PROBLEM DETAILS: Give a verbatim copy of the lines below, minus the pictures.

>> Begin SOURCE DATA

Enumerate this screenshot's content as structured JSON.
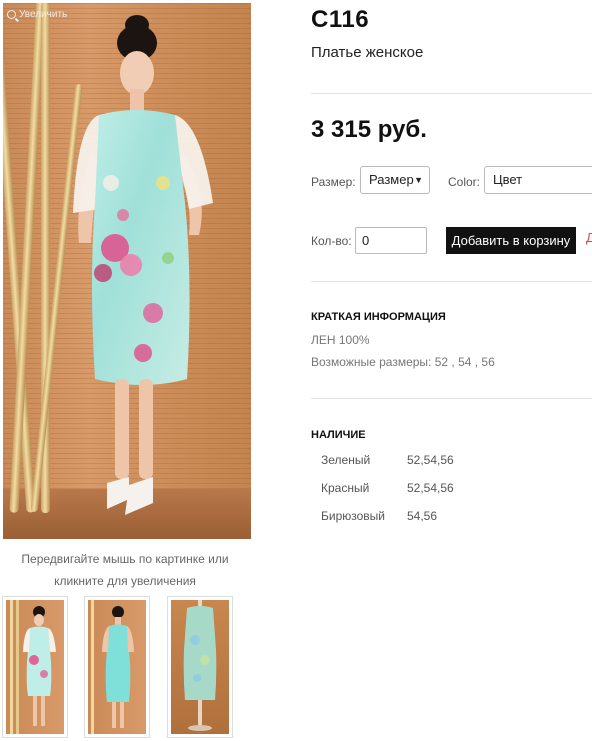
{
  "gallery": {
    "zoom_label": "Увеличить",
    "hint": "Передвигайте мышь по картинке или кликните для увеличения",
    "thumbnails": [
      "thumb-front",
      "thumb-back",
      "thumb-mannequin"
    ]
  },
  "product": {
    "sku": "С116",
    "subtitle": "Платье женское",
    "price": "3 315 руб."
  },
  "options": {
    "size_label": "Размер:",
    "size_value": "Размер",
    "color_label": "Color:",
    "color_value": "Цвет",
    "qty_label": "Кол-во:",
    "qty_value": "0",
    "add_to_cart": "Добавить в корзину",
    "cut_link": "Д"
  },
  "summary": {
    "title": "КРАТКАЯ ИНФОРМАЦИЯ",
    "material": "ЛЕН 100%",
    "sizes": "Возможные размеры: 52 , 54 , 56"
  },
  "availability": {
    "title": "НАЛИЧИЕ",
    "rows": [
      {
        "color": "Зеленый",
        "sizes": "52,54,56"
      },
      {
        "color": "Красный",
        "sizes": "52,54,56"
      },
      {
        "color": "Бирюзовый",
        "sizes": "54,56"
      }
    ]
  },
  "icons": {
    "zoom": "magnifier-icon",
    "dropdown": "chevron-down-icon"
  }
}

>> End SOURCE DATA

CORRECT RESPONSE:
Enumerate this screenshot's content as structured JSON.
{
  "gallery": {
    "zoom_label": "Увеличить",
    "hint": "Передвигайте мышь по картинке или кликните для увеличения",
    "thumbnails": [
      "thumb-front",
      "thumb-back",
      "thumb-mannequin"
    ]
  },
  "product": {
    "sku": "С116",
    "subtitle": "Платье женское",
    "price": "3 315 руб."
  },
  "options": {
    "size_label": "Размер:",
    "size_value": "Размер",
    "color_label": "Color:",
    "color_value": "Цвет",
    "qty_label": "Кол-во:",
    "qty_value": "0",
    "add_to_cart": "Добавить в корзину",
    "cut_link": "Д"
  },
  "summary": {
    "title": "КРАТКАЯ ИНФОРМАЦИЯ",
    "material": "ЛЕН 100%",
    "sizes": "Возможные размеры: 52 , 54 , 56"
  },
  "availability": {
    "title": "НАЛИЧИЕ",
    "rows": [
      {
        "color": "Зеленый",
        "sizes": "52,54,56"
      },
      {
        "color": "Красный",
        "sizes": "52,54,56"
      },
      {
        "color": "Бирюзовый",
        "sizes": "54,56"
      }
    ]
  },
  "icons": {
    "zoom": "magnifier-icon",
    "dropdown": "chevron-down-icon"
  }
}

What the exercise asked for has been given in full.